# Problem details
Copy out each line featuring the string "сегодня" from the entries beneath.

Dataset items:
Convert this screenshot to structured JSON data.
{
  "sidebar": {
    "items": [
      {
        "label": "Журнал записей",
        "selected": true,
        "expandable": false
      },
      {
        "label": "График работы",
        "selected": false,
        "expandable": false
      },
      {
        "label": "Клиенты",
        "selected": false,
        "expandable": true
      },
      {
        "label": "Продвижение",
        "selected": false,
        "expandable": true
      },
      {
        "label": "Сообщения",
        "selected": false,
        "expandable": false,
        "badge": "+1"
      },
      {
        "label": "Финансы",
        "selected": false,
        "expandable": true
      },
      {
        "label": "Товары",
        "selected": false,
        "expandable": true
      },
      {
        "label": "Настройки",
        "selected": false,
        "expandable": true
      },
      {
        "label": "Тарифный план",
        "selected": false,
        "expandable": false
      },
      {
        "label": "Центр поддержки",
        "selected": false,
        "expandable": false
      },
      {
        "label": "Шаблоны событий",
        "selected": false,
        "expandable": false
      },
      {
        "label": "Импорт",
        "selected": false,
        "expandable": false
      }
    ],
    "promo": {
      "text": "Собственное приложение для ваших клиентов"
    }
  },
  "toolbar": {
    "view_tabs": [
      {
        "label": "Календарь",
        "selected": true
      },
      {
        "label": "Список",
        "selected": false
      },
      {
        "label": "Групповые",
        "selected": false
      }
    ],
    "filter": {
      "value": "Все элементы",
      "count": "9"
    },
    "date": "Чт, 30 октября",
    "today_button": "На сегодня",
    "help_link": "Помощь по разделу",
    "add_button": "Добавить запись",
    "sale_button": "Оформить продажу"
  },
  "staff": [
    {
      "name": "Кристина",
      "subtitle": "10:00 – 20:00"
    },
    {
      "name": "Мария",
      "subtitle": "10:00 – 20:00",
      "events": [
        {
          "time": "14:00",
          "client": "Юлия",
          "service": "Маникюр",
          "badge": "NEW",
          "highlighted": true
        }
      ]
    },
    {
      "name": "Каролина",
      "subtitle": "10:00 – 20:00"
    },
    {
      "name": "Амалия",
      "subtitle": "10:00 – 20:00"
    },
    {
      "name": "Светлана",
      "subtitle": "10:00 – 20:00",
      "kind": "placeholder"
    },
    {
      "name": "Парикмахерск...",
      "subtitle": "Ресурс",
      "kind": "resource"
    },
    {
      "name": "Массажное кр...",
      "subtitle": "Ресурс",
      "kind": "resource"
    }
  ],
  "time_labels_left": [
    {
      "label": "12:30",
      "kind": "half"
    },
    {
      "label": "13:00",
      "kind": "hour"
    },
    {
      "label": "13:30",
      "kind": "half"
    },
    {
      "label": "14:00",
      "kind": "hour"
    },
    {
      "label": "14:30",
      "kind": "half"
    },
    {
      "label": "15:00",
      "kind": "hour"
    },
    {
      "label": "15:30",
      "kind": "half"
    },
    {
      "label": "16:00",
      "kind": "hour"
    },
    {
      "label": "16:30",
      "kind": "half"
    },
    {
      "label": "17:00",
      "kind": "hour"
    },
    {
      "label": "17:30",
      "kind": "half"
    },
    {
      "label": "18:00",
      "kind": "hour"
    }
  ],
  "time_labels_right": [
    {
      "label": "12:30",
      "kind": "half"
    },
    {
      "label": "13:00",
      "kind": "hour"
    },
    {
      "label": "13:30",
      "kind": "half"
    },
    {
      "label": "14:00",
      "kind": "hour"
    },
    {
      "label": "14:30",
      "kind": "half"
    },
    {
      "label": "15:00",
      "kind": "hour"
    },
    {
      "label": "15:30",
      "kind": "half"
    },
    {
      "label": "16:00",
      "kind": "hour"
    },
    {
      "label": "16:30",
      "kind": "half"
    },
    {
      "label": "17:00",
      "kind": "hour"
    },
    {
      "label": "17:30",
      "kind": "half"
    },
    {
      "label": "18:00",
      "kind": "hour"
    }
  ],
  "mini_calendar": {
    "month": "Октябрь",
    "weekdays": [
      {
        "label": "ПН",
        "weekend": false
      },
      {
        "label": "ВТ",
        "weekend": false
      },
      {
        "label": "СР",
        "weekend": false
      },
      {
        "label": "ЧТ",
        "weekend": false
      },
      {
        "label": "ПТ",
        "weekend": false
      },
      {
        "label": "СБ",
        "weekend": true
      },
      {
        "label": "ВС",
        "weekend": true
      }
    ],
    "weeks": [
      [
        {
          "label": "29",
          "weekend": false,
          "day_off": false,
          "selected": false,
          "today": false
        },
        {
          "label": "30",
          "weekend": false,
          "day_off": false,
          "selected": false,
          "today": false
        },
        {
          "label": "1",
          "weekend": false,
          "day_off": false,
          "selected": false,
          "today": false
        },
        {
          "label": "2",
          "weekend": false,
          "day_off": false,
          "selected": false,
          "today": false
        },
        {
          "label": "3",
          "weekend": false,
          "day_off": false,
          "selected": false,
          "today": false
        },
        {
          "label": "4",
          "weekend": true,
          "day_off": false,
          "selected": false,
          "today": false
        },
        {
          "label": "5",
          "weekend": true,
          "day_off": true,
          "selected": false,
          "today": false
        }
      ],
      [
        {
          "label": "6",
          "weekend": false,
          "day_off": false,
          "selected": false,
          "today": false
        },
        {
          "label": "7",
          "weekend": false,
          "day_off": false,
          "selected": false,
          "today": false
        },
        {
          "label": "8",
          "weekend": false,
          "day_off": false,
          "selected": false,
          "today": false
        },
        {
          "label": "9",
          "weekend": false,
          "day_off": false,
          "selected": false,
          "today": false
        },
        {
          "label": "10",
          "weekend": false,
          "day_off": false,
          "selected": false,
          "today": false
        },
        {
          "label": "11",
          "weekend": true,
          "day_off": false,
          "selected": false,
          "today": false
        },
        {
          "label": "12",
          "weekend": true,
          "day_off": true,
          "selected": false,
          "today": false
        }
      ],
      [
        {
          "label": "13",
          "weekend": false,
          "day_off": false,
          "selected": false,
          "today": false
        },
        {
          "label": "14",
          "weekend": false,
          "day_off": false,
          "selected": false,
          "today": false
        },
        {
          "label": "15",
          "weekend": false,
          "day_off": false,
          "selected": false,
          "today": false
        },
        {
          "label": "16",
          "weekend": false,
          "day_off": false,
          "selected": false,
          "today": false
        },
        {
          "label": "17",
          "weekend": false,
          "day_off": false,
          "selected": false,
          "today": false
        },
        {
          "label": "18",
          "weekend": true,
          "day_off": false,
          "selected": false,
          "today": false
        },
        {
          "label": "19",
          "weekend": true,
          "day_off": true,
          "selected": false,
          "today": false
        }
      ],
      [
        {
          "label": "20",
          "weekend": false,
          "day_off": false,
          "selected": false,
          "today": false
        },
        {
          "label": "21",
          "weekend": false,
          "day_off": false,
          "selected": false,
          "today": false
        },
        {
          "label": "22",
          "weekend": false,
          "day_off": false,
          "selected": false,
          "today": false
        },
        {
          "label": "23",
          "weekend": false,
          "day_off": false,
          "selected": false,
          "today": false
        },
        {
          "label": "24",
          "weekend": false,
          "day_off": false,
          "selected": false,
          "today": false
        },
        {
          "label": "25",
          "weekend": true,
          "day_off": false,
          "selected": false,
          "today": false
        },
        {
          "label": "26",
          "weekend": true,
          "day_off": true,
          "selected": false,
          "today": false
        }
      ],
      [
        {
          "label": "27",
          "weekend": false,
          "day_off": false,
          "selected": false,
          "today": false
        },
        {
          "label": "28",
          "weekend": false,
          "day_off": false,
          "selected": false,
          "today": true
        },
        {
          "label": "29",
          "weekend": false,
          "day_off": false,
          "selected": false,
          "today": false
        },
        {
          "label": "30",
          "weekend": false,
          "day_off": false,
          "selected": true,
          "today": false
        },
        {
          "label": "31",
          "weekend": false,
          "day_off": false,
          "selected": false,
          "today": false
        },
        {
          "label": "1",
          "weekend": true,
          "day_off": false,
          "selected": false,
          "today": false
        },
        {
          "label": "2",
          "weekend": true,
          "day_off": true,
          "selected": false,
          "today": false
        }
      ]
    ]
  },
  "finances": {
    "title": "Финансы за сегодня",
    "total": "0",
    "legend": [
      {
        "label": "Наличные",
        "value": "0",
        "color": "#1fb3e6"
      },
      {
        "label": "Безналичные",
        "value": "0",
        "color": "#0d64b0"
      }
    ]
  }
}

# Full answer
    "today_button": "На сегодня",
    "title": "Финансы за сегодня",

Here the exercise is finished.